Task 1 | In the passage on precision fiber winding, what are the regions called where the fiber crosses over underlying turns and settles back into another groove?

In precision winding of fiber, such as optical fiber or natural or synthetic fabric thread, the fiber is wound layer by layer over a tapered cylindrical bobbin. All odd layers are wound in one direction (example: from left to right) and all even layers are wound in the opposite direction (i.e. from right to left). Since the fiber layers are wound on top of the layer directly below, the winding fiber tends to fall within the grooves 2 formed by two adjacent turns of fiber 4 in the layer directly below, as shown in FIG. 1. Further, each present layer 12, after the very first layer, begins and ends a stepback distance 10 away from the outermost winds 8A and 8B of the preceding layer 14. The stepback distance serves to prevent the slipping of wound material off of the edges of the bobbin 6 during activities such as handling. However, because the present layer 12 is being wound in a direction opposite that of the preceding layer 14, the fiber encounters itself at some point in making a complete turn around the circumference of the bobbin. Experience in precision winding of fiber indicates that the fiber generally does not jump over itself at this point but that it crosses over some underlying turns of the fiber and settles back into another groove. The regions where this occurs in a wind are called "crossovers". Usually, crossovers occur in the vicinity of one another on a given layer and form crossover patterns as illustrated in FIG. 1. They are readily detectable by visual inspection and provide a qualitative measure of overall winding quality. Under current technology, it is necessary to stop the winding process and visually inspect the winding to see these crossover patterns.

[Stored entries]
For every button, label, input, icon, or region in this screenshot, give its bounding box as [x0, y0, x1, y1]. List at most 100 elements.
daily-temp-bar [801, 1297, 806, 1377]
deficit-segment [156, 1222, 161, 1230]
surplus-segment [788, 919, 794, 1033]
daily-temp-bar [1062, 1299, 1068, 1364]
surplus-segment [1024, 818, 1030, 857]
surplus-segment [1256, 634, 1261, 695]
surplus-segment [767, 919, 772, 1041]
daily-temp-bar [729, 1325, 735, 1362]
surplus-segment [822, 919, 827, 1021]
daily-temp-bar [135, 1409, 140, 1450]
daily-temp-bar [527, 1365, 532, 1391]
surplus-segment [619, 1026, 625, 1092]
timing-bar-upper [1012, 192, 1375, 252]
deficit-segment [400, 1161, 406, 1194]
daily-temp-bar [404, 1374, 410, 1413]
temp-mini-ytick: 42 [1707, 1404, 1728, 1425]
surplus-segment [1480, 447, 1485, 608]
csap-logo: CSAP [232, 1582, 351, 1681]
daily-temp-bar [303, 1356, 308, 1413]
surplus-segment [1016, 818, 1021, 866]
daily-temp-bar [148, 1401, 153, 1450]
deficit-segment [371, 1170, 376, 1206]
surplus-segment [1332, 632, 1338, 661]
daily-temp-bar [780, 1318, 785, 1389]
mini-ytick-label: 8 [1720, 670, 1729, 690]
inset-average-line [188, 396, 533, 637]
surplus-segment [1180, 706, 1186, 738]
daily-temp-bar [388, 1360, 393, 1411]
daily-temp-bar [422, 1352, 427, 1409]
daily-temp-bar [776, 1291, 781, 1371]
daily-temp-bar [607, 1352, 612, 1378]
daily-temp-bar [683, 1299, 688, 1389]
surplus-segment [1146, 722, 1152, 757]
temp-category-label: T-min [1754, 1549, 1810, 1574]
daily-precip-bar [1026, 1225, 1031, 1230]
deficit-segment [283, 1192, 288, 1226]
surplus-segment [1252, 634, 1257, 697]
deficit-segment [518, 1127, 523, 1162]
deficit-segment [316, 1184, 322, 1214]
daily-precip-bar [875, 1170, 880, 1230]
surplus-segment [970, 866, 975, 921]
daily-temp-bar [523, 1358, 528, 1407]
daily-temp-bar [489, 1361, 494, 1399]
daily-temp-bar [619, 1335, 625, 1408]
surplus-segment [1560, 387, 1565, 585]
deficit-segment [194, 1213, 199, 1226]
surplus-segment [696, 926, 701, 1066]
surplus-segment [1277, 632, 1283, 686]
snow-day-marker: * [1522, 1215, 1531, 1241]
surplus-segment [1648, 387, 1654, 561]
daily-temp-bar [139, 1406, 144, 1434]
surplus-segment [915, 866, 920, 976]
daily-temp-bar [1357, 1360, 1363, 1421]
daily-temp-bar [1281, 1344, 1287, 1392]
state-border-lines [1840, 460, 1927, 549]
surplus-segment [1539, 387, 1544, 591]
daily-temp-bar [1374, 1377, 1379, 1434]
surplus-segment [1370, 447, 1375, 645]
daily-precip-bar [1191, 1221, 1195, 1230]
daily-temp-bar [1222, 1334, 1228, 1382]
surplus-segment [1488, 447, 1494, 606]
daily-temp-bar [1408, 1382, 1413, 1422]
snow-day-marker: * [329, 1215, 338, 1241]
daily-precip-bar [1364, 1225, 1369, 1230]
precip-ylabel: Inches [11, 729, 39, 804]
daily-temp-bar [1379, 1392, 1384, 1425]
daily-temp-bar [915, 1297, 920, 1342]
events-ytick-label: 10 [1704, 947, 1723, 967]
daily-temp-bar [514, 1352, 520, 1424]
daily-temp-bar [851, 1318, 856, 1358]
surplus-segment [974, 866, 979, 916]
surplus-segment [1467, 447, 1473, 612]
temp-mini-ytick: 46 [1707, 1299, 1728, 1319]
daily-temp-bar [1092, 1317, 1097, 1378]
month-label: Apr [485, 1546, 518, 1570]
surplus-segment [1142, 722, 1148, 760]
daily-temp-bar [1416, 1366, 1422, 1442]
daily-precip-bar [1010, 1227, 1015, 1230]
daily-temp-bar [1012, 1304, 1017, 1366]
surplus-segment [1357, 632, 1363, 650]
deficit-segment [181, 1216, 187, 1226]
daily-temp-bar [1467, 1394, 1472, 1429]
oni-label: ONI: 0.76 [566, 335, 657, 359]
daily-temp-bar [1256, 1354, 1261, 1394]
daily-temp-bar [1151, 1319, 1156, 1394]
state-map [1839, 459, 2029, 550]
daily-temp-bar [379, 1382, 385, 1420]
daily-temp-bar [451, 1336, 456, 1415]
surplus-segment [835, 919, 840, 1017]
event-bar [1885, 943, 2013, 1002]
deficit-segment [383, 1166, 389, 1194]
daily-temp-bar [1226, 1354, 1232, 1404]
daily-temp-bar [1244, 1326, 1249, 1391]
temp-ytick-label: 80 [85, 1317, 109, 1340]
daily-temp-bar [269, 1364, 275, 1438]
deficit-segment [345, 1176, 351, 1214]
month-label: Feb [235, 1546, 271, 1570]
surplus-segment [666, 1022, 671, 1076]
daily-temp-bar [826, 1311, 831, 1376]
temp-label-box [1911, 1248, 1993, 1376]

Task 2 | Please recast the part of the listing that opens with its first line and closes with the line containing "surplus-segment [1024, 818, 1030, 857]" as a JSON list of strings, one string per line, with blank lines left out.

Written reply 1 | They are called "crossovers."

Written reply 2 |
[
  "For every button, label, input, icon, or region in this screenshot, give its bounding box as [x0, y0, x1, y1]. List at most 100 elements.",
  "daily-temp-bar [801, 1297, 806, 1377]",
  "deficit-segment [156, 1222, 161, 1230]",
  "surplus-segment [788, 919, 794, 1033]",
  "daily-temp-bar [1062, 1299, 1068, 1364]",
  "surplus-segment [1024, 818, 1030, 857]"
]